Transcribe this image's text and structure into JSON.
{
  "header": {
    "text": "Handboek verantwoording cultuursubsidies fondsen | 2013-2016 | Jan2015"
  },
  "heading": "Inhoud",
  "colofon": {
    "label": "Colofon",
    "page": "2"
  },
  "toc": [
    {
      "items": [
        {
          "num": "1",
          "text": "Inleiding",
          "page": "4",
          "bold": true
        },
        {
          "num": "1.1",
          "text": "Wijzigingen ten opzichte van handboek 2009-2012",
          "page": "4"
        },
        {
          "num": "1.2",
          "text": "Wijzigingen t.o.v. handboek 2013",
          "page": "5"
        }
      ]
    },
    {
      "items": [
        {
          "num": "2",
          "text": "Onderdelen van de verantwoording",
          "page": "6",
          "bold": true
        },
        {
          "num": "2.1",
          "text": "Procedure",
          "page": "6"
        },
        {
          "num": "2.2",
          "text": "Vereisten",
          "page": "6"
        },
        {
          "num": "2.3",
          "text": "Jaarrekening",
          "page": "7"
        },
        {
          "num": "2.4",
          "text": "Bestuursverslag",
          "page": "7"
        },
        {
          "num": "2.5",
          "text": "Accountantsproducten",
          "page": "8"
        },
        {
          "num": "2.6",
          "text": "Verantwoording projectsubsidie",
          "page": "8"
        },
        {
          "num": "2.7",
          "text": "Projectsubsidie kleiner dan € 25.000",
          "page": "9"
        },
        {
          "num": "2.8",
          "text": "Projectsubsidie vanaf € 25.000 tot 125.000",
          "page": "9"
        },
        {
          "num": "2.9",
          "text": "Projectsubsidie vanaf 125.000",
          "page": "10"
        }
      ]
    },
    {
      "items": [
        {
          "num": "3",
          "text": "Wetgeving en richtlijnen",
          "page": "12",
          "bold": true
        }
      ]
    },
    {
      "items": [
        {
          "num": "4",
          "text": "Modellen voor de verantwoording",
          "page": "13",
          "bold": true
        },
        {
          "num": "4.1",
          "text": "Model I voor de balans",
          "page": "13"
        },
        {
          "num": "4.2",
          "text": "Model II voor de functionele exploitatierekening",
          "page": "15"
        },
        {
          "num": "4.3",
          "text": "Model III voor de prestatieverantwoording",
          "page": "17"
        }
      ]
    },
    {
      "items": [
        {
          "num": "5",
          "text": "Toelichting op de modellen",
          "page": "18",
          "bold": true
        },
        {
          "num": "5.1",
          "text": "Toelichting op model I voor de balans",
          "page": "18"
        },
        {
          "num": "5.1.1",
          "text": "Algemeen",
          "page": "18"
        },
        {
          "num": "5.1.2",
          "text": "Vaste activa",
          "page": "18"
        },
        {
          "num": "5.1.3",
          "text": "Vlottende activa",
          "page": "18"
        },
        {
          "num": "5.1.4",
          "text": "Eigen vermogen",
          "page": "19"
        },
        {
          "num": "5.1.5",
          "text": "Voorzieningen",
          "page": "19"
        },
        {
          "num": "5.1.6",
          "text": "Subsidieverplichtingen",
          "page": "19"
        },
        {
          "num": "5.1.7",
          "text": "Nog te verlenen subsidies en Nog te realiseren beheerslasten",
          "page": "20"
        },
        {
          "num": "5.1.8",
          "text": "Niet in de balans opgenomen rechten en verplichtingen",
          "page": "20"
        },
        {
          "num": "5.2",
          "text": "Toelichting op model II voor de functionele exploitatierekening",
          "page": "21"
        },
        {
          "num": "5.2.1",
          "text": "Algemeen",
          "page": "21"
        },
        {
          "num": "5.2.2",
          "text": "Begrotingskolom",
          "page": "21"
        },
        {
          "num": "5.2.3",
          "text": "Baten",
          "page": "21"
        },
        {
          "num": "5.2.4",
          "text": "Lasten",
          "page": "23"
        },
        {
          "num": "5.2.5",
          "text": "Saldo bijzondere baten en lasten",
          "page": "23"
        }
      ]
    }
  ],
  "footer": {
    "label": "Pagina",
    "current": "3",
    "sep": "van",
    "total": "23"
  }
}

- **TO DO**:
Everything in the listing is to be restated exactly.

- **WRITTEN RESPONSE**:
Transcribe this image's text and structure into JSON.
{
  "header": {
    "text": "Handboek verantwoording cultuursubsidies fondsen | 2013-2016 | Jan2015"
  },
  "heading": "Inhoud",
  "colofon": {
    "label": "Colofon",
    "page": "2"
  },
  "toc": [
    {
      "items": [
        {
          "num": "1",
          "text": "Inleiding",
          "page": "4",
          "bold": true
        },
        {
          "num": "1.1",
          "text": "Wijzigingen ten opzichte van handboek 2009-2012",
          "page": "4"
        },
        {
          "num": "1.2",
          "text": "Wijzigingen t.o.v. handboek 2013",
          "page": "5"
        }
      ]
    },
    {
      "items": [
        {
          "num": "2",
          "text": "Onderdelen van de verantwoording",
          "page": "6",
          "bold": true
        },
        {
          "num": "2.1",
          "text": "Procedure",
          "page": "6"
        },
        {
          "num": "2.2",
          "text": "Vereisten",
          "page": "6"
        },
        {
          "num": "2.3",
          "text": "Jaarrekening",
          "page": "7"
        },
        {
          "num": "2.4",
          "text": "Bestuursverslag",
          "page": "7"
        },
        {
          "num": "2.5",
          "text": "Accountantsproducten",
          "page": "8"
        },
        {
          "num": "2.6",
          "text": "Verantwoording projectsubsidie",
          "page": "8"
        },
        {
          "num": "2.7",
          "text": "Projectsubsidie kleiner dan € 25.000",
          "page": "9"
        },
        {
          "num": "2.8",
          "text": "Projectsubsidie vanaf € 25.000 tot 125.000",
          "page": "9"
        },
        {
          "num": "2.9",
          "text": "Projectsubsidie vanaf 125.000",
          "page": "10"
        }
      ]
    },
    {
      "items": [
        {
          "num": "3",
          "text": "Wetgeving en richtlijnen",
          "page": "12",
          "bold": true
        }
      ]
    },
    {
      "items": [
        {
          "num": "4",
          "text": "Modellen voor de verantwoording",
          "page": "13",
          "bold": true
        },
        {
          "num": "4.1",
          "text": "Model I voor de balans",
          "page": "13"
        },
        {
          "num": "4.2",
          "text": "Model II voor de functionele exploitatierekening",
          "page": "15"
        },
        {
          "num": "4.3",
          "text": "Model III voor de prestatieverantwoording",
          "page": "17"
        }
      ]
    },
    {
      "items": [
        {
          "num": "5",
          "text": "Toelichting op de modellen",
          "page": "18",
          "bold": true
        },
        {
          "num": "5.1",
          "text": "Toelichting op model I voor de balans",
          "page": "18"
        },
        {
          "num": "5.1.1",
          "text": "Algemeen",
          "page": "18"
        },
        {
          "num": "5.1.2",
          "text": "Vaste activa",
          "page": "18"
        },
        {
          "num": "5.1.3",
          "text": "Vlottende activa",
          "page": "18"
        },
        {
          "num": "5.1.4",
          "text": "Eigen vermogen",
          "page": "19"
        },
        {
          "num": "5.1.5",
          "text": "Voorzieningen",
          "page": "19"
        },
        {
          "num": "5.1.6",
          "text": "Subsidieverplichtingen",
          "page": "19"
        },
        {
          "num": "5.1.7",
          "text": "Nog te verlenen subsidies en Nog te realiseren beheerslasten",
          "page": "20"
        },
        {
          "num": "5.1.8",
          "text": "Niet in de balans opgenomen rechten en verplichtingen",
          "page": "20"
        },
        {
          "num": "5.2",
          "text": "Toelichting op model II voor de functionele exploitatierekening",
          "page": "21"
        },
        {
          "num": "5.2.1",
          "text": "Algemeen",
          "page": "21"
        },
        {
          "num": "5.2.2",
          "text": "Begrotingskolom",
          "page": "21"
        },
        {
          "num": "5.2.3",
          "text": "Baten",
          "page": "21"
        },
        {
          "num": "5.2.4",
          "text": "Lasten",
          "page": "23"
        },
        {
          "num": "5.2.5",
          "text": "Saldo bijzondere baten en lasten",
          "page": "23"
        }
      ]
    }
  ],
  "footer": {
    "label": "Pagina",
    "current": "3",
    "sep": "van",
    "total": "23"
  }
}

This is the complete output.